* _Exercise objective_
Everything in the listing except the pictures should be written out exactly.

* _Source material_

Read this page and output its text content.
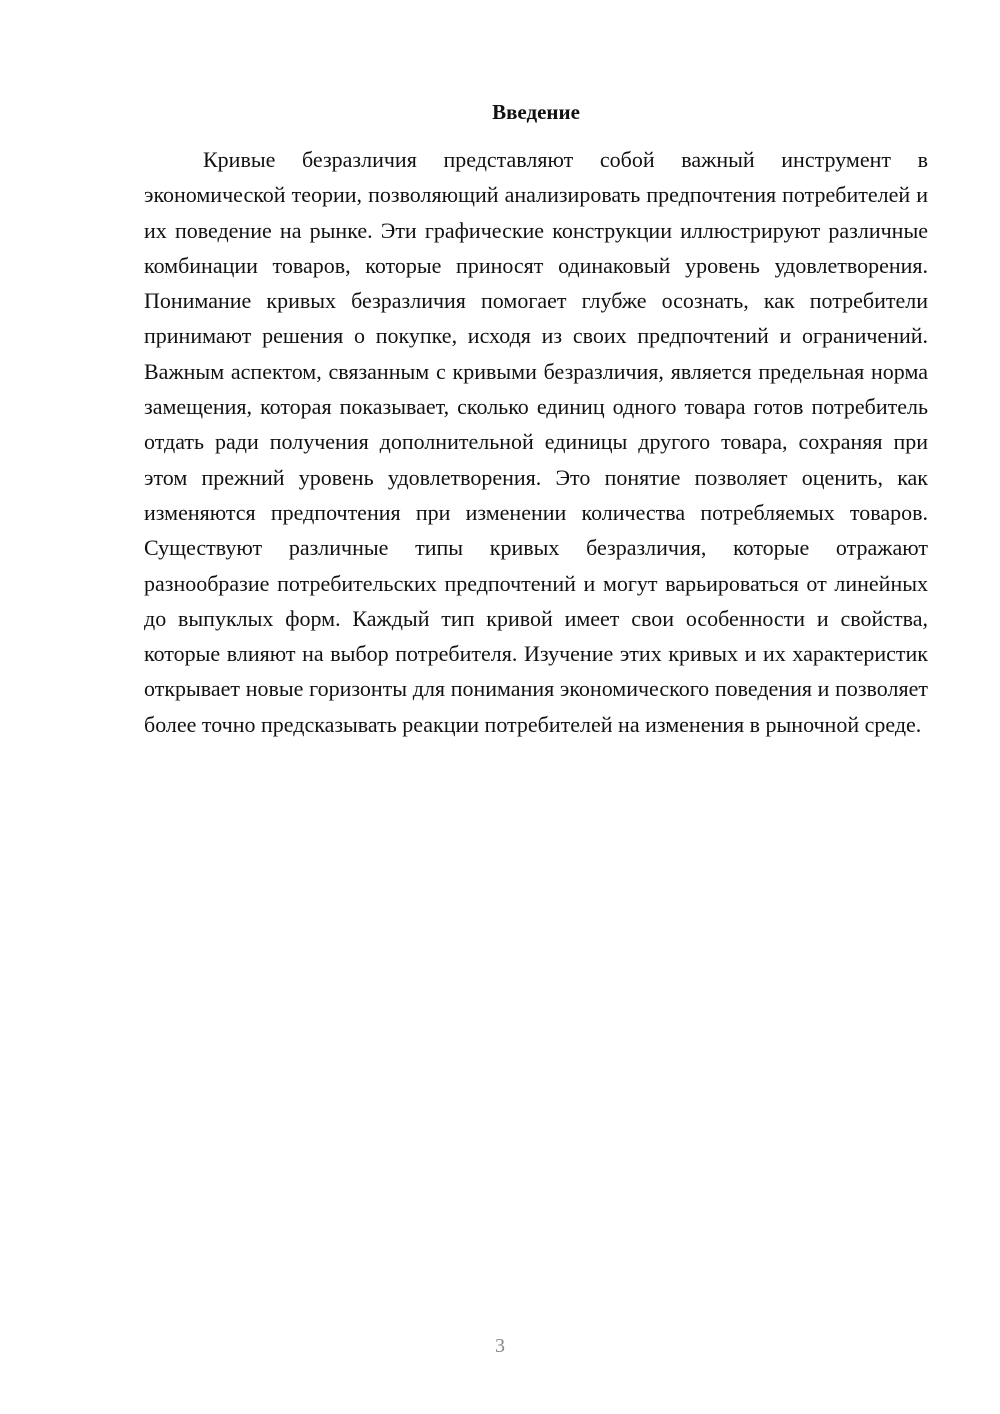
Введение

Кривые безразличия представляют собой важный инструмент в экономической теории, позволяющий анализировать предпочтения потребителей и их поведение на рынке. Эти графические конструкции иллюстрируют различные комбинации товаров, которые приносят одинаковый уровень удовлетворения. Понимание кривых безразличия помогает глубже осознать, как потребители принимают решения о покупке, исходя из своих предпочтений и ограничений. Важным аспектом, связанным с кривыми безразличия, является предельная норма замещения, которая показывает, сколько единиц одного товара готов потребитель отдать ради получения дополнительной единицы другого товара, сохраняя при этом прежний уровень удовлетворения. Это понятие позволяет оценить, как изменяются предпочтения при изменении количества потребляемых товаров. Существуют различные типы кривых безразличия, которые отражают разнообразие потребительских предпочтений и могут варьироваться от линейных до выпуклых форм. Каждый тип кривой имеет свои особенности и свойства, которые влияют на выбор потребителя. Изучение этих кривых и их характеристик открывает новые горизонты для понимания экономического поведения и позволяет более точно предсказывать реакции потребителей на изменения в рыночной среде.

3
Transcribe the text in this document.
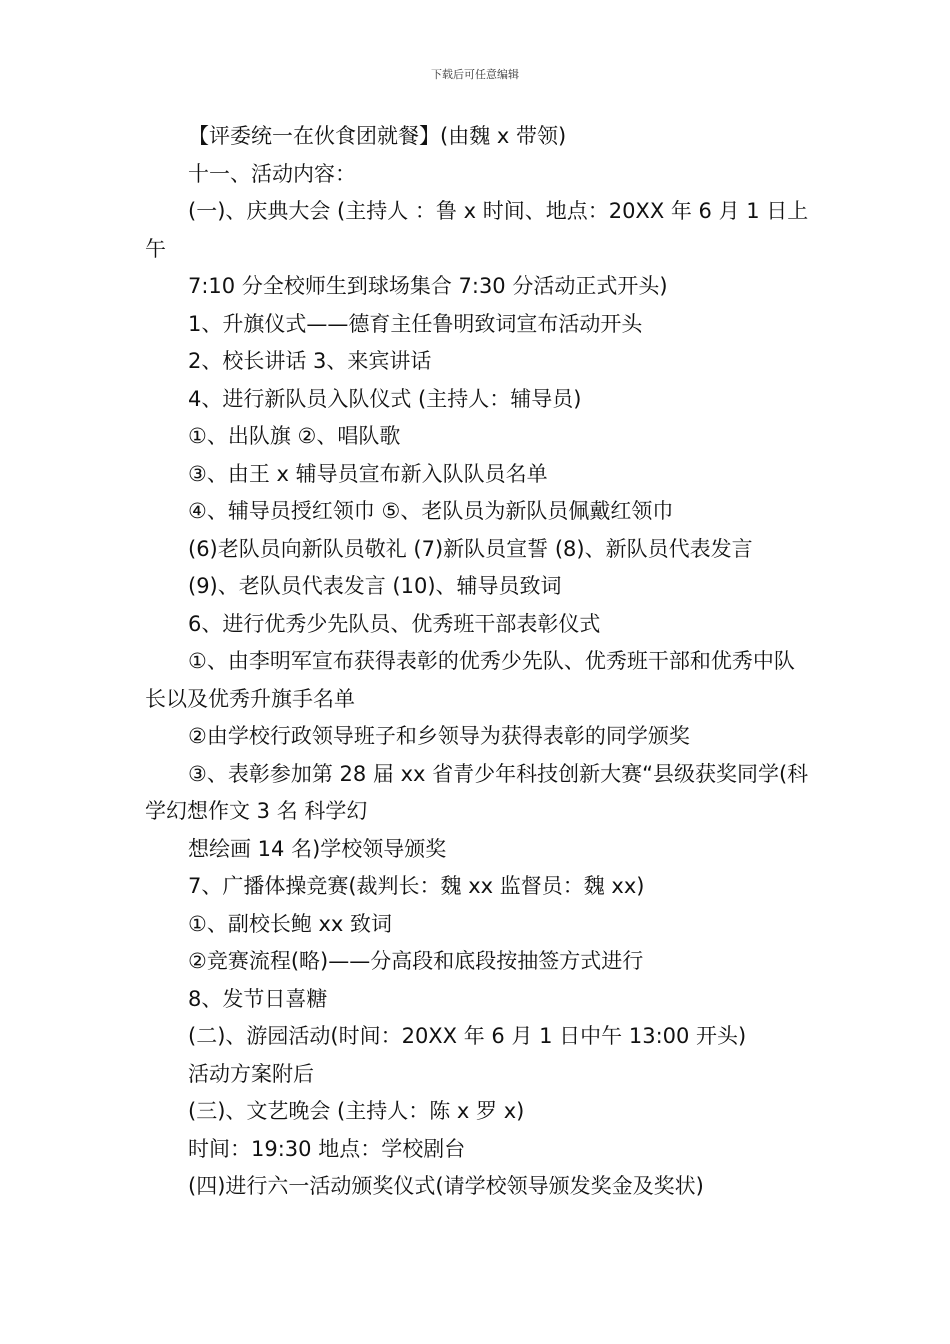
下载后可任意编辑

【评委统一在伙食团就餐】(由魏 x 带领)

十一、活动内容：

(一)、庆典大会 (主持人 ：鲁 x 时间、地点：20XX 年 6 月 1 日上午

7:10 分全校师生到球场集合 7:30 分活动正式开头)

1、升旗仪式——德育主任鲁明致词宣布活动开头

2、校长讲话 3、来宾讲话

4、进行新队员入队仪式 (主持人：辅导员)

①、出队旗 ②、唱队歌

③、由王 x 辅导员宣布新入队队员名单

④、辅导员授红领巾 ⑤、老队员为新队员佩戴红领巾

(6)老队员向新队员敬礼 (7)新队员宣誓 (8)、新队员代表发言

(9)、老队员代表发言 (10)、辅导员致词

6、进行优秀少先队员、优秀班干部表彰仪式

①、由李明军宣布获得表彰的优秀少先队、优秀班干部和优秀中队长以及优秀升旗手名单

②由学校行政领导班子和乡领导为获得表彰的同学颁奖

③、表彰参加第 28 届 xx 省青少年科技创新大赛“县级获奖同学(科学幻想作文 3 名 科学幻

想绘画 14 名)学校领导颁奖

7、广播体操竞赛(裁判长：魏 xx 监督员：魏 xx)

①、副校长鲍 xx 致词

②竞赛流程(略)——分高段和底段按抽签方式进行

8、发节日喜糖

(二)、游园活动(时间：20XX 年 6 月 1 日中午 13:00 开头)

活动方案附后

(三)、文艺晚会 (主持人：陈 x 罗 x)

时间：19:30 地点：学校剧台

(四)进行六一活动颁奖仪式(请学校领导颁发奖金及奖状)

* _Expected answer_
Read this page and output its text content.
Введение

Кривые безразличия представляют собой важный инструмент в экономической теории, позволяющий анализировать предпочтения потребителей и их поведение на рынке. Эти графические конструкции иллюстрируют различные комбинации товаров, которые приносят одинаковый уровень удовлетворения. Понимание кривых безразличия помогает глубже осознать, как потребители принимают решения о покупке, исходя из своих предпочтений и ограничений. Важным аспектом, связанным с кривыми безразличия, является предельная норма замещения, которая показывает, сколько единиц одного товара готов потребитель отдать ради получения дополнительной единицы другого товара, сохраняя при этом прежний уровень удовлетворения. Это понятие позволяет оценить, как изменяются предпочтения при изменении количества потребляемых товаров. Существуют различные типы кривых безразличия, которые отражают разнообразие потребительских предпочтений и могут варьироваться от линейных до выпуклых форм. Каждый тип кривой имеет свои особенности и свойства, которые влияют на выбор потребителя. Изучение этих кривых и их характеристик открывает новые горизонты для понимания экономического поведения и позволяет более точно предсказывать реакции потребителей на изменения в рыночной среде.

3
Transcribe the text in this document.
下载后可任意编辑

【评委统一在伙食团就餐】(由魏 x 带领)

十一、活动内容：

(一)、庆典大会 (主持人 ：鲁 x 时间、地点：20XX 年 6 月 1 日上午

7:10 分全校师生到球场集合 7:30 分活动正式开头)

1、升旗仪式——德育主任鲁明致词宣布活动开头

2、校长讲话 3、来宾讲话

4、进行新队员入队仪式 (主持人：辅导员)

①、出队旗 ②、唱队歌

③、由王 x 辅导员宣布新入队队员名单

④、辅导员授红领巾 ⑤、老队员为新队员佩戴红领巾

(6)老队员向新队员敬礼 (7)新队员宣誓 (8)、新队员代表发言

(9)、老队员代表发言 (10)、辅导员致词

6、进行优秀少先队员、优秀班干部表彰仪式

①、由李明军宣布获得表彰的优秀少先队、优秀班干部和优秀中队长以及优秀升旗手名单

②由学校行政领导班子和乡领导为获得表彰的同学颁奖

③、表彰参加第 28 届 xx 省青少年科技创新大赛“县级获奖同学(科学幻想作文 3 名 科学幻

想绘画 14 名)学校领导颁奖

7、广播体操竞赛(裁判长：魏 xx 监督员：魏 xx)

①、副校长鲍 xx 致词

②竞赛流程(略)——分高段和底段按抽签方式进行

8、发节日喜糖

(二)、游园活动(时间：20XX 年 6 月 1 日中午 13:00 开头)

活动方案附后

(三)、文艺晚会 (主持人：陈 x 罗 x)

时间：19:30 地点：学校剧台

(四)进行六一活动颁奖仪式(请学校领导颁发奖金及奖状)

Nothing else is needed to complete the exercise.